Begin Article

The royal even sported waders and a baseball cap as he made his way into the water with the Manhattan skyline as the backdrop.
Prince William interacted with children from Harbor Middle School, who had no idea who their surprise guest at the event would be until shortly before. One girl said she guessed it might be "the mayor" because their teacher told them it was someone "very important."
"It was a lot more comfortable than I anticipated," Lynn Shon, a science, technology, engineering, art and math teacher at Harbor Middle School tells PEOPLE. "I think some of my students were really nervous about it, and some of them were more comfortable. By the time they were all handling the oysters and showing the prince all the critters in the tank, they felt more comfortable."
"Seeing my students teach a prince, someone who has so much knowledge and exposure and awareness of what's happening in the world, sharing their knowledge with him was really special," Shon adds.
"He was just super nice," Zelda de Zayas, a 12-year-old at Harbor Middle School tells PEOPLE. "I don't know what I was expecting honestly, but it was very sweet and he loved to learn.
"He just wanted to learn everything," de Zayas adds. "We taught him how to measure the oysters, we showed him what the different creatures were and more about how oysters help biodiversity in the harbor."
"Actually we found out today after school," de Zayas says. "We knew this was gonna be happening, but Ms. Shon was keeping the special guest a secret for the element of surprise. We were all super excited and super shocked. We had no idea!"

End Article

▶ Written instruction:
Answer these questions using the article about Prince William's school visit.
(a) What did the prince wear as he made his way into the water?
(b) Who did one girl guess the surprise guest might be?
(c) How old is Zelda de Zayas?

Begin Record excerpts

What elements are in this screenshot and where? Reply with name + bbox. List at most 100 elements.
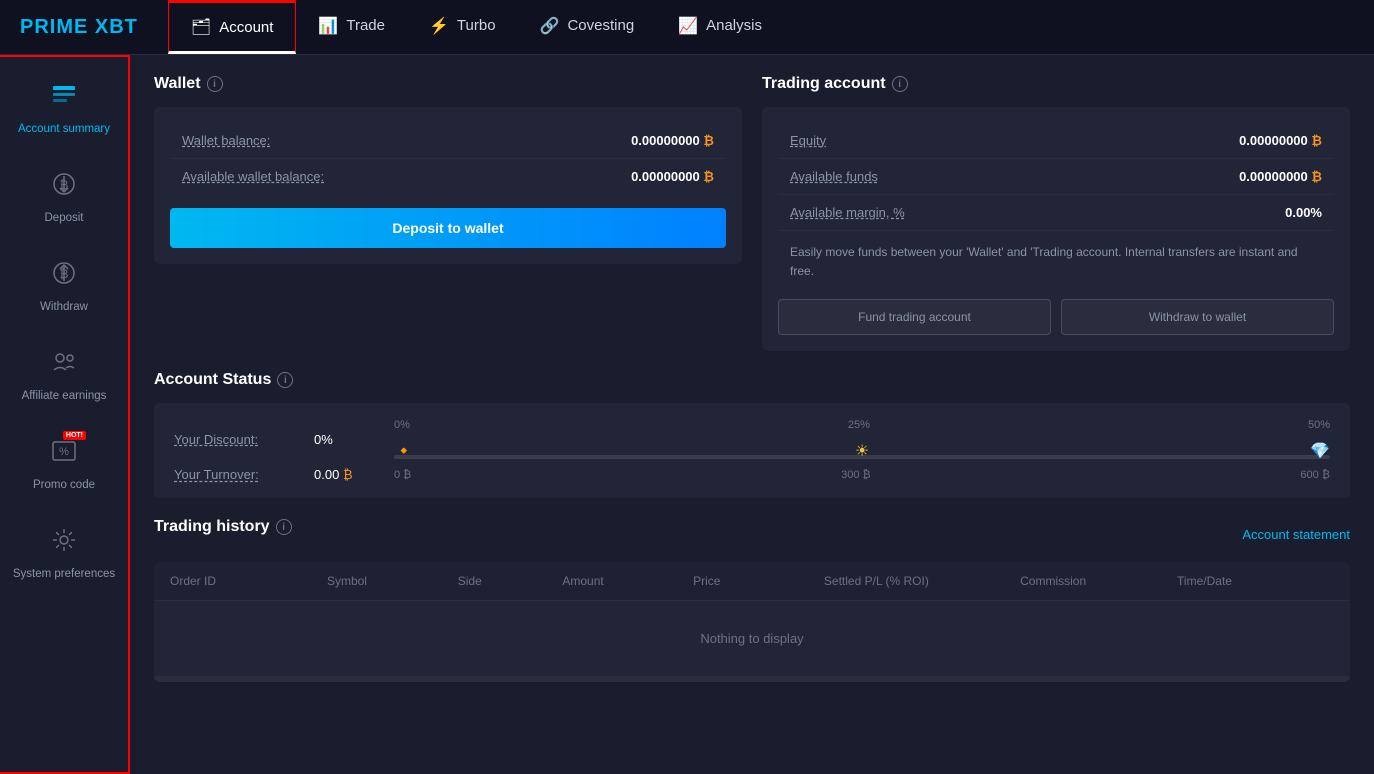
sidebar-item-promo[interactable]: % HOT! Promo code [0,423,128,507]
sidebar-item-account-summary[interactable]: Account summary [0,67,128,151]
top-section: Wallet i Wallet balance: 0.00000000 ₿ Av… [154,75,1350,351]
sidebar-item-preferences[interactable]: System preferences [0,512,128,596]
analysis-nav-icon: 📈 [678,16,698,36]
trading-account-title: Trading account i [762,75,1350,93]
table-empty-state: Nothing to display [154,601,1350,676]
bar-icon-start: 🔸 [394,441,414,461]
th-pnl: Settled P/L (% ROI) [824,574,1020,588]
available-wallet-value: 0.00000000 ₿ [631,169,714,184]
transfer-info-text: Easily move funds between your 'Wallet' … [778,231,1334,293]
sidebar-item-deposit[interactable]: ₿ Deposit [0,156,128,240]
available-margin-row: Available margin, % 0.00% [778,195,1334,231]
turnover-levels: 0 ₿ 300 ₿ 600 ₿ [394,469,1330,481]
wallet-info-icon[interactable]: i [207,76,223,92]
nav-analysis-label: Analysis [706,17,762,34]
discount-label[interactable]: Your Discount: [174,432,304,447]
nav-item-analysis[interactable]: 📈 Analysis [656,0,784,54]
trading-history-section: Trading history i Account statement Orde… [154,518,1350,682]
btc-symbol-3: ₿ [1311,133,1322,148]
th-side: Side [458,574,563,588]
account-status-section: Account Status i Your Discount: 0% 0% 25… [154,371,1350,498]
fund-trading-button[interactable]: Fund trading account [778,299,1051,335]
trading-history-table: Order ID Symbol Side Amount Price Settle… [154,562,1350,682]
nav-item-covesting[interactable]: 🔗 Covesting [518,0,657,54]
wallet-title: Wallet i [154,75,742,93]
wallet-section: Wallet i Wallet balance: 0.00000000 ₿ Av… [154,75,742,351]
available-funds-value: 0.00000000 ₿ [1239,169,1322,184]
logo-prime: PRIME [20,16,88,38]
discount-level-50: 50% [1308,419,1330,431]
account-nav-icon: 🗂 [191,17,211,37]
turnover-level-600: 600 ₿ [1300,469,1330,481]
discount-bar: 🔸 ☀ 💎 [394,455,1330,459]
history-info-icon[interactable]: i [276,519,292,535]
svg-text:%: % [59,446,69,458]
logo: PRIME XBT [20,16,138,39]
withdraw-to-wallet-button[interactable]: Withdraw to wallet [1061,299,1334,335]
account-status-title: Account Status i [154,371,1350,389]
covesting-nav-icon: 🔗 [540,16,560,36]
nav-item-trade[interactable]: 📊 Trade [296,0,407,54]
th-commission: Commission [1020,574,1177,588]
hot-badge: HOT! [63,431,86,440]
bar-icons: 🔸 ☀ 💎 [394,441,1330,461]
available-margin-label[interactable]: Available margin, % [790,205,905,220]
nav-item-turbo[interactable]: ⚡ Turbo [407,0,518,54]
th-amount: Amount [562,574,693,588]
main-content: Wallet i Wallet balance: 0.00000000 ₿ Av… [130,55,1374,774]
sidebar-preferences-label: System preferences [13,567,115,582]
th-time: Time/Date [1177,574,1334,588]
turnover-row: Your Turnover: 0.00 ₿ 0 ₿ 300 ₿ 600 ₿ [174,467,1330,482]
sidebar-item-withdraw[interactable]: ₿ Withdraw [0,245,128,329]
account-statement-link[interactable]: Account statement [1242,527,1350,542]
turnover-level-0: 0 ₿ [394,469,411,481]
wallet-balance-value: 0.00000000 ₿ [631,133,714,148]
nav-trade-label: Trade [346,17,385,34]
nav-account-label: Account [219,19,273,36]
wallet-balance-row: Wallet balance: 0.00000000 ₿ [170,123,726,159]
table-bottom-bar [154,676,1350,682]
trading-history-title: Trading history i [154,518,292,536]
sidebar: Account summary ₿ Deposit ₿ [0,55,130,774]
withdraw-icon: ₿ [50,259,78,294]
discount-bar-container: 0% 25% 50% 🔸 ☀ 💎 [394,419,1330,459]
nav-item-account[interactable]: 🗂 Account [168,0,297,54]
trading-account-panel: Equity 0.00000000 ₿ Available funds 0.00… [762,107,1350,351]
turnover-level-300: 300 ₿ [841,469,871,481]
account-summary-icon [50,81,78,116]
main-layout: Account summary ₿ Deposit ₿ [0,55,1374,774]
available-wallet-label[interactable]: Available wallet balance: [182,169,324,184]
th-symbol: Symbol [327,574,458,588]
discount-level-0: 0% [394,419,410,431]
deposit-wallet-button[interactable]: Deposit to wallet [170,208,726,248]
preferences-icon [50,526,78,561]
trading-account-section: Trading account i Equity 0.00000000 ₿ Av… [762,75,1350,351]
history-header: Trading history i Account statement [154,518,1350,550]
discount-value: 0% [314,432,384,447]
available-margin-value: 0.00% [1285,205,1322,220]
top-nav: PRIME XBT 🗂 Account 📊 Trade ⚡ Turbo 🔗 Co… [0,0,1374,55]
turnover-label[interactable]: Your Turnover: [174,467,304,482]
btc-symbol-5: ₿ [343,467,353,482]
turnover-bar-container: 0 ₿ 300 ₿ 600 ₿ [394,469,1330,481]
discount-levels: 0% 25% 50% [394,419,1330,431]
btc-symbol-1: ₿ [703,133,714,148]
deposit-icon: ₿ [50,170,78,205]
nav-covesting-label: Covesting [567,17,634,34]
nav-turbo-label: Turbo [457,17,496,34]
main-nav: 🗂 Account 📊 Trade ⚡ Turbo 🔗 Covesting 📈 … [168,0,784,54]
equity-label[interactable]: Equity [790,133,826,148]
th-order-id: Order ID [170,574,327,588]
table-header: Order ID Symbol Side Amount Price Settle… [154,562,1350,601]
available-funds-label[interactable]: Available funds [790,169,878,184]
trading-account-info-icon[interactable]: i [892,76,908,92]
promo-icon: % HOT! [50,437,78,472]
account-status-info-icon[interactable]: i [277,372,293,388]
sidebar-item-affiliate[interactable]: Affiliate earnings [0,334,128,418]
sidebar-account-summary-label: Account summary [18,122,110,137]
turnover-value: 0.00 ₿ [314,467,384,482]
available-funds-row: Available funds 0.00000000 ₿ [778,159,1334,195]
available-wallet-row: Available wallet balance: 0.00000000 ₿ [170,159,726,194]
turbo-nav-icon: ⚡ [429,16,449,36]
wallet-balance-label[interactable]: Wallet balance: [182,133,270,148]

End Record excerpts

▶ Task answer:
(a) Waders and a baseball cap.
(b) The mayor.
(c) She is 12 years old.